[Collection entries]
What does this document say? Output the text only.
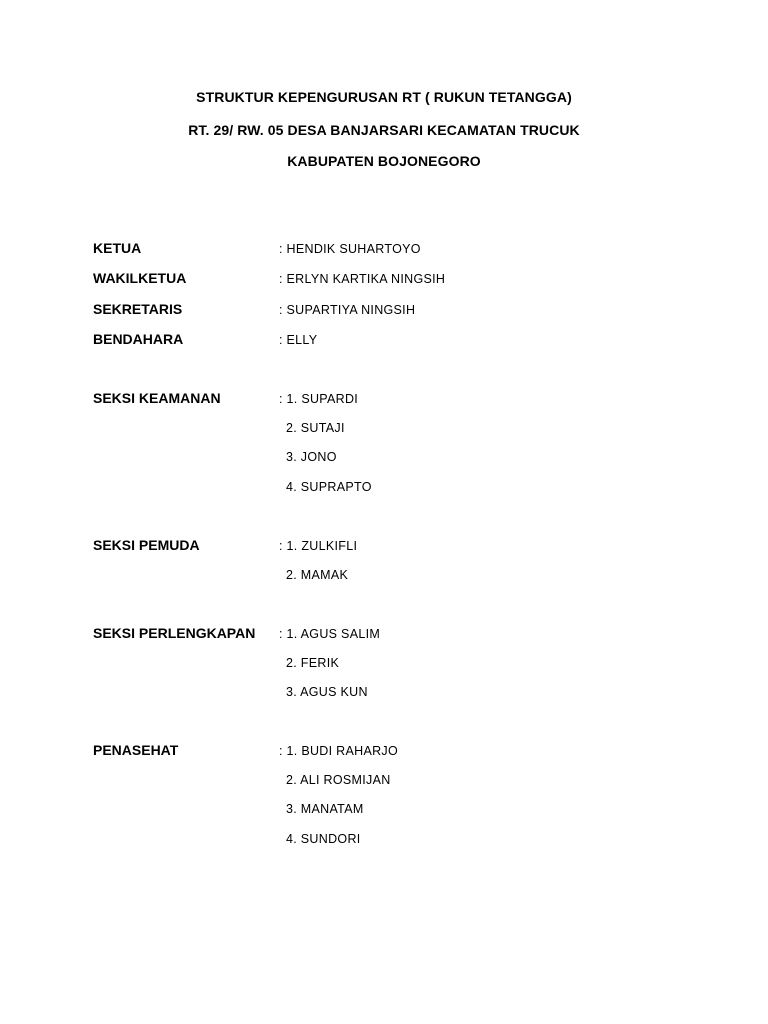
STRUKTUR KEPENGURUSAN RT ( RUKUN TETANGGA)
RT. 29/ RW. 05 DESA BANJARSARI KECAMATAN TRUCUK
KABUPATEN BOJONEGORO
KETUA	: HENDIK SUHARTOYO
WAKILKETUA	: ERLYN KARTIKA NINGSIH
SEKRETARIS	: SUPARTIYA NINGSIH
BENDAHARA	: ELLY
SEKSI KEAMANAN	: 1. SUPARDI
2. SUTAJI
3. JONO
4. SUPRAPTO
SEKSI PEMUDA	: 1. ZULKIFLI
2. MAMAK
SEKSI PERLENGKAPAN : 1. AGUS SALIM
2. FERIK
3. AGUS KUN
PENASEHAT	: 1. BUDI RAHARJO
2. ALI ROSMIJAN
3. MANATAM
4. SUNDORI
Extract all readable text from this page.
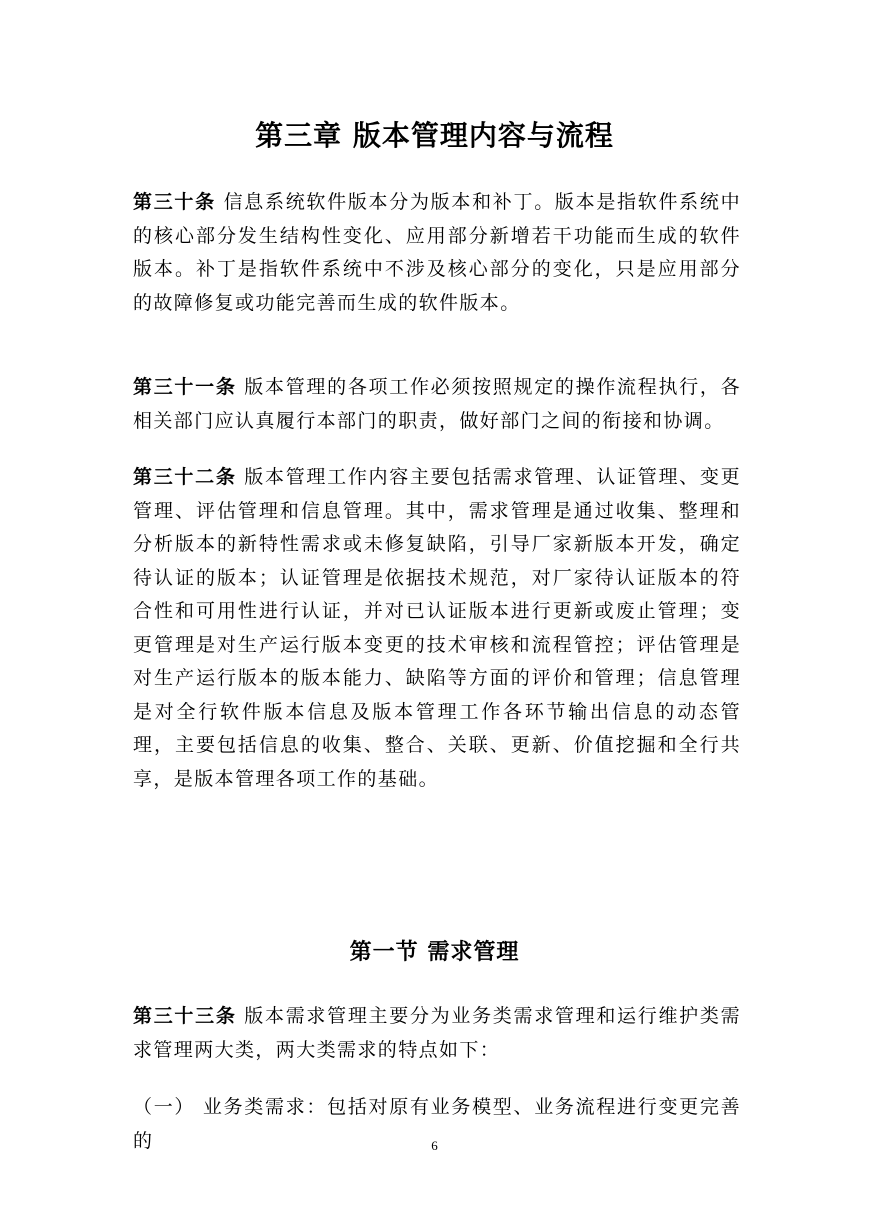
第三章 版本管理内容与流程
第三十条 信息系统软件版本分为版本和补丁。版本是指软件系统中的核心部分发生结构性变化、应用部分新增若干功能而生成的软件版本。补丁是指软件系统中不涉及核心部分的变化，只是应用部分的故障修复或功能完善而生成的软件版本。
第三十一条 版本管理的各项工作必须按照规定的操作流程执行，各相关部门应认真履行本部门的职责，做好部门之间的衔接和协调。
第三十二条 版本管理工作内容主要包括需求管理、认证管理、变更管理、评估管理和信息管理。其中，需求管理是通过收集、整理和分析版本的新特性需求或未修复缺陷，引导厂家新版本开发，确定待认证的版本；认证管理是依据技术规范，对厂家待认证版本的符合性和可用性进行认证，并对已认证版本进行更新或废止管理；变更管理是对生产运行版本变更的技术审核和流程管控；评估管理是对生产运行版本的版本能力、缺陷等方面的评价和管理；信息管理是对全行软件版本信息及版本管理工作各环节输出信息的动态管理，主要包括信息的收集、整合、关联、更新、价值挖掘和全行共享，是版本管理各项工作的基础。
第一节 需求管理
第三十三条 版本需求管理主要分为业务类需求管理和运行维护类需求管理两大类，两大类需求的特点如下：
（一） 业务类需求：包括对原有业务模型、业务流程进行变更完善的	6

Problem details: Output all of the entries verbatim, leaving out any images.

The reply:
What does this document say? Output the text only.
STRUKTUR KEPENGURUSAN RT ( RUKUN TETANGGA)
RT. 29/ RW. 05 DESA BANJARSARI KECAMATAN TRUCUK
KABUPATEN BOJONEGORO
KETUA	: HENDIK SUHARTOYO
WAKILKETUA	: ERLYN KARTIKA NINGSIH
SEKRETARIS	: SUPARTIYA NINGSIH
BENDAHARA	: ELLY
SEKSI KEAMANAN	: 1. SUPARDI
2. SUTAJI
3. JONO
4. SUPRAPTO
SEKSI PEMUDA	: 1. ZULKIFLI
2. MAMAK
SEKSI PERLENGKAPAN : 1. AGUS SALIM
2. FERIK
3. AGUS KUN
PENASEHAT	: 1. BUDI RAHARJO
2. ALI ROSMIJAN
3. MANATAM
4. SUNDORI
Extract all readable text from this page.
第三章 版本管理内容与流程
第三十条 信息系统软件版本分为版本和补丁。版本是指软件系统中的核心部分发生结构性变化、应用部分新增若干功能而生成的软件版本。补丁是指软件系统中不涉及核心部分的变化，只是应用部分的故障修复或功能完善而生成的软件版本。
第三十一条 版本管理的各项工作必须按照规定的操作流程执行，各相关部门应认真履行本部门的职责，做好部门之间的衔接和协调。
第三十二条 版本管理工作内容主要包括需求管理、认证管理、变更管理、评估管理和信息管理。其中，需求管理是通过收集、整理和分析版本的新特性需求或未修复缺陷，引导厂家新版本开发，确定待认证的版本；认证管理是依据技术规范，对厂家待认证版本的符合性和可用性进行认证，并对已认证版本进行更新或废止管理；变更管理是对生产运行版本变更的技术审核和流程管控；评估管理是对生产运行版本的版本能力、缺陷等方面的评价和管理；信息管理是对全行软件版本信息及版本管理工作各环节输出信息的动态管理，主要包括信息的收集、整合、关联、更新、价值挖掘和全行共享，是版本管理各项工作的基础。
第一节 需求管理
第三十三条 版本需求管理主要分为业务类需求管理和运行维护类需求管理两大类，两大类需求的特点如下：
（一） 业务类需求：包括对原有业务模型、业务流程进行变更完善的	6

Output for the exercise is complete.